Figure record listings
○ ○ ○ ○
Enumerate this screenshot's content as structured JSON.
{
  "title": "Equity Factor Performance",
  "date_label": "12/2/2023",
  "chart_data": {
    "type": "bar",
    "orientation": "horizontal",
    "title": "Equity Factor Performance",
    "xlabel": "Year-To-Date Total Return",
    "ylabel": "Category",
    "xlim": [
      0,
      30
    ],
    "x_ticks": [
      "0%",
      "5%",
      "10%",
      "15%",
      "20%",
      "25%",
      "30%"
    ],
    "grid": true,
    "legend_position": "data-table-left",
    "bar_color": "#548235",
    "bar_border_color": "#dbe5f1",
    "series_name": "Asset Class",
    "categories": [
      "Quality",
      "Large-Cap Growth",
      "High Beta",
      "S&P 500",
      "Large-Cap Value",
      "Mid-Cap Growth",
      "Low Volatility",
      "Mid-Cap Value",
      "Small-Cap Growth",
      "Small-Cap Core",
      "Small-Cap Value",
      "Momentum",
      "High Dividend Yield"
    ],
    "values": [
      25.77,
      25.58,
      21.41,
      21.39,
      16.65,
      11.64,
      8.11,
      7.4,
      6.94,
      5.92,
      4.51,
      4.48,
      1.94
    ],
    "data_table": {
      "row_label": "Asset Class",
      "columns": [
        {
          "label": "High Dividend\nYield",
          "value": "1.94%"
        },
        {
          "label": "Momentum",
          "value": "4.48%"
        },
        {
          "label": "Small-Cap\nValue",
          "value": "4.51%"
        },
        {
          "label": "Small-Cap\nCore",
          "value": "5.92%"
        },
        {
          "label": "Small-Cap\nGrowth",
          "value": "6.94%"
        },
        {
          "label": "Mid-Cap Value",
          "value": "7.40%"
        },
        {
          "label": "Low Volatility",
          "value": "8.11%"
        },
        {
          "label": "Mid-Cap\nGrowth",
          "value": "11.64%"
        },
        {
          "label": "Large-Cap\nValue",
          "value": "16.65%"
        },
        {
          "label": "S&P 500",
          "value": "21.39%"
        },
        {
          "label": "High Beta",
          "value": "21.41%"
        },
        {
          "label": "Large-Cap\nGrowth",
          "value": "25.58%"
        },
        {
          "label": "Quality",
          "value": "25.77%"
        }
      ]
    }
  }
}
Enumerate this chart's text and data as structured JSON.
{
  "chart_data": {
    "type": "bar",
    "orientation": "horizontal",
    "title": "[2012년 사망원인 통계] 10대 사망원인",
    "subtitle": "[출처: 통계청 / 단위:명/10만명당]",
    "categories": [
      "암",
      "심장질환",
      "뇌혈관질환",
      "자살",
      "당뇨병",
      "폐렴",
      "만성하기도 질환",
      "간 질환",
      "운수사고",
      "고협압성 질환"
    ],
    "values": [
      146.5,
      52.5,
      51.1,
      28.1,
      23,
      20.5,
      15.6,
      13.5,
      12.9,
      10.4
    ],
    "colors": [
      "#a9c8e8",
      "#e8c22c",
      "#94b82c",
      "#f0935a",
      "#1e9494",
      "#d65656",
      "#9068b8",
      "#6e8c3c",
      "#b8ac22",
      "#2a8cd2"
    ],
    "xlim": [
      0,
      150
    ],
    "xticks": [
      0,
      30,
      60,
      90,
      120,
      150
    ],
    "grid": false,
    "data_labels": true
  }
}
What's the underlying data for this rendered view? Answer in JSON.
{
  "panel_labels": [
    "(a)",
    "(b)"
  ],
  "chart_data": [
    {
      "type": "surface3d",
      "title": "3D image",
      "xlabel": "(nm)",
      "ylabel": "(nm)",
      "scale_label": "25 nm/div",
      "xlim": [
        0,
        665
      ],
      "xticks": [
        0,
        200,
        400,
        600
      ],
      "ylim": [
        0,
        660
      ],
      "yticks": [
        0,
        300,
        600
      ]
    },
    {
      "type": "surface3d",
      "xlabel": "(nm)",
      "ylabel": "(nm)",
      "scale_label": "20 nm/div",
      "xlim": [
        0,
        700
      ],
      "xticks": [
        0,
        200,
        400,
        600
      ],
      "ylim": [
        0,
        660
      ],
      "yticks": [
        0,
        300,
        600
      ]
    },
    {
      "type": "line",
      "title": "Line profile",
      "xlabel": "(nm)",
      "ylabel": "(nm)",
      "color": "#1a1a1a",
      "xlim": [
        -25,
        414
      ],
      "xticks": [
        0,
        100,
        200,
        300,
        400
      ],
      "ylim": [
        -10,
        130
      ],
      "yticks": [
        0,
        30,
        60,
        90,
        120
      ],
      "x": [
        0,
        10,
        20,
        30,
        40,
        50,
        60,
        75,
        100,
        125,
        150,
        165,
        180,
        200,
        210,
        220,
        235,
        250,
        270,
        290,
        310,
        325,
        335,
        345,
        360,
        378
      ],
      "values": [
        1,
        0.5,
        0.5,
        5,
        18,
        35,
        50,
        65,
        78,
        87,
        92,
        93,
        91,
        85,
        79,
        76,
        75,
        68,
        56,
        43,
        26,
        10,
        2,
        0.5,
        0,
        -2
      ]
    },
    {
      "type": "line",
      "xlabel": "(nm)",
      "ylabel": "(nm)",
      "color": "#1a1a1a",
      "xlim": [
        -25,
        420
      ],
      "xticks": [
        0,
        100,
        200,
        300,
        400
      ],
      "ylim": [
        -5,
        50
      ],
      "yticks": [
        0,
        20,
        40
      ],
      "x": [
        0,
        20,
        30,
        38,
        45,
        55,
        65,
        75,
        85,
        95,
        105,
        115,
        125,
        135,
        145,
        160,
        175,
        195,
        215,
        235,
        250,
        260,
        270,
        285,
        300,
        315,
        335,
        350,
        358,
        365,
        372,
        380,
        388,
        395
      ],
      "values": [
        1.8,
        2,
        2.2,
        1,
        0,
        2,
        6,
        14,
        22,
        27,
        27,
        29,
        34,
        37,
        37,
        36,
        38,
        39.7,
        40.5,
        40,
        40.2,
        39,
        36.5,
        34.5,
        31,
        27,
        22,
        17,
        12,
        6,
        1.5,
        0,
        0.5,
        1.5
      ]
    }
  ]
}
○ ○ ○ ○
[Task requirements] The answer is one number: how many lines of the material above contain "Asset".

[Exercise response] 2